* [Material supplied]:
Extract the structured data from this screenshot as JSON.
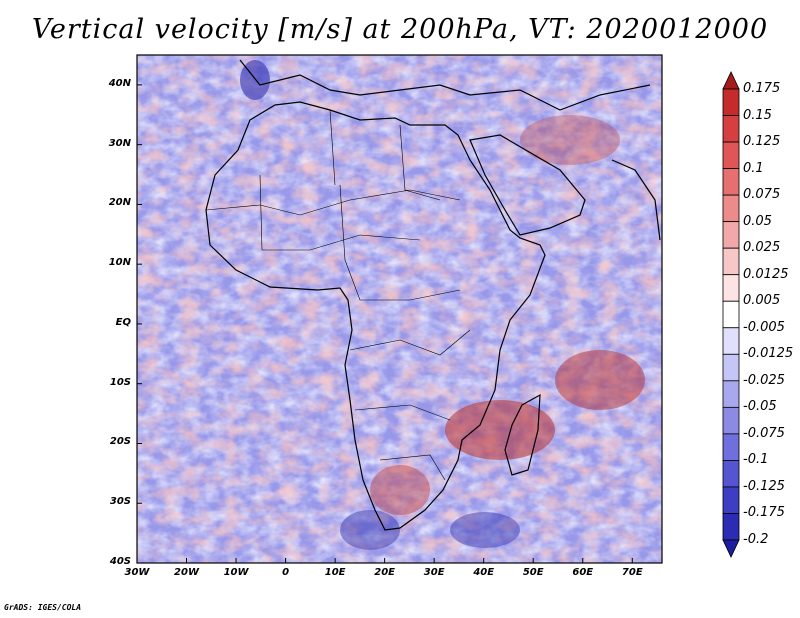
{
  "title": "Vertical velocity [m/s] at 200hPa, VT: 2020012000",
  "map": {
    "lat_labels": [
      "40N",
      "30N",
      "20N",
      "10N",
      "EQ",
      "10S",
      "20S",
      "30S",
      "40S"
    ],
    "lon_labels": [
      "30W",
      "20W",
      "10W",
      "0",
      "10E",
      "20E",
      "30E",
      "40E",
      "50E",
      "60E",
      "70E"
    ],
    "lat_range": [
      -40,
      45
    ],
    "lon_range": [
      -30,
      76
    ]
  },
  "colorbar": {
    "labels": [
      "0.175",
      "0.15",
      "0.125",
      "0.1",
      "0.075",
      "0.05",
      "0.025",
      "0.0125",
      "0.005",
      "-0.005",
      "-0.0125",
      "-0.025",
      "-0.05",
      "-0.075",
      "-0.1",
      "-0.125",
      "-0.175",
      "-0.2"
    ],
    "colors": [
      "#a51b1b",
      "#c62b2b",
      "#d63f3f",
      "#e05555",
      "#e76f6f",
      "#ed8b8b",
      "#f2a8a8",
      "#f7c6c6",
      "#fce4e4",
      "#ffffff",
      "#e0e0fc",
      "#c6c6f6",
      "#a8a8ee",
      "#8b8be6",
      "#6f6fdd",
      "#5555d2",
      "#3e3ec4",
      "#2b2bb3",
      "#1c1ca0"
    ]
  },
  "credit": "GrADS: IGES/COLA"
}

* [Direction]: Transcribe each entry above exactly, apart from the pictures.

* [Exercise response]:
Extract the structured data from this screenshot as JSON.
{
  "title": "Vertical velocity [m/s] at 200hPa, VT: 2020012000",
  "map": {
    "lat_labels": [
      "40N",
      "30N",
      "20N",
      "10N",
      "EQ",
      "10S",
      "20S",
      "30S",
      "40S"
    ],
    "lon_labels": [
      "30W",
      "20W",
      "10W",
      "0",
      "10E",
      "20E",
      "30E",
      "40E",
      "50E",
      "60E",
      "70E"
    ],
    "lat_range": [
      -40,
      45
    ],
    "lon_range": [
      -30,
      76
    ]
  },
  "colorbar": {
    "labels": [
      "0.175",
      "0.15",
      "0.125",
      "0.1",
      "0.075",
      "0.05",
      "0.025",
      "0.0125",
      "0.005",
      "-0.005",
      "-0.0125",
      "-0.025",
      "-0.05",
      "-0.075",
      "-0.1",
      "-0.125",
      "-0.175",
      "-0.2"
    ],
    "colors": [
      "#a51b1b",
      "#c62b2b",
      "#d63f3f",
      "#e05555",
      "#e76f6f",
      "#ed8b8b",
      "#f2a8a8",
      "#f7c6c6",
      "#fce4e4",
      "#ffffff",
      "#e0e0fc",
      "#c6c6f6",
      "#a8a8ee",
      "#8b8be6",
      "#6f6fdd",
      "#5555d2",
      "#3e3ec4",
      "#2b2bb3",
      "#1c1ca0"
    ]
  },
  "credit": "GrADS: IGES/COLA"
}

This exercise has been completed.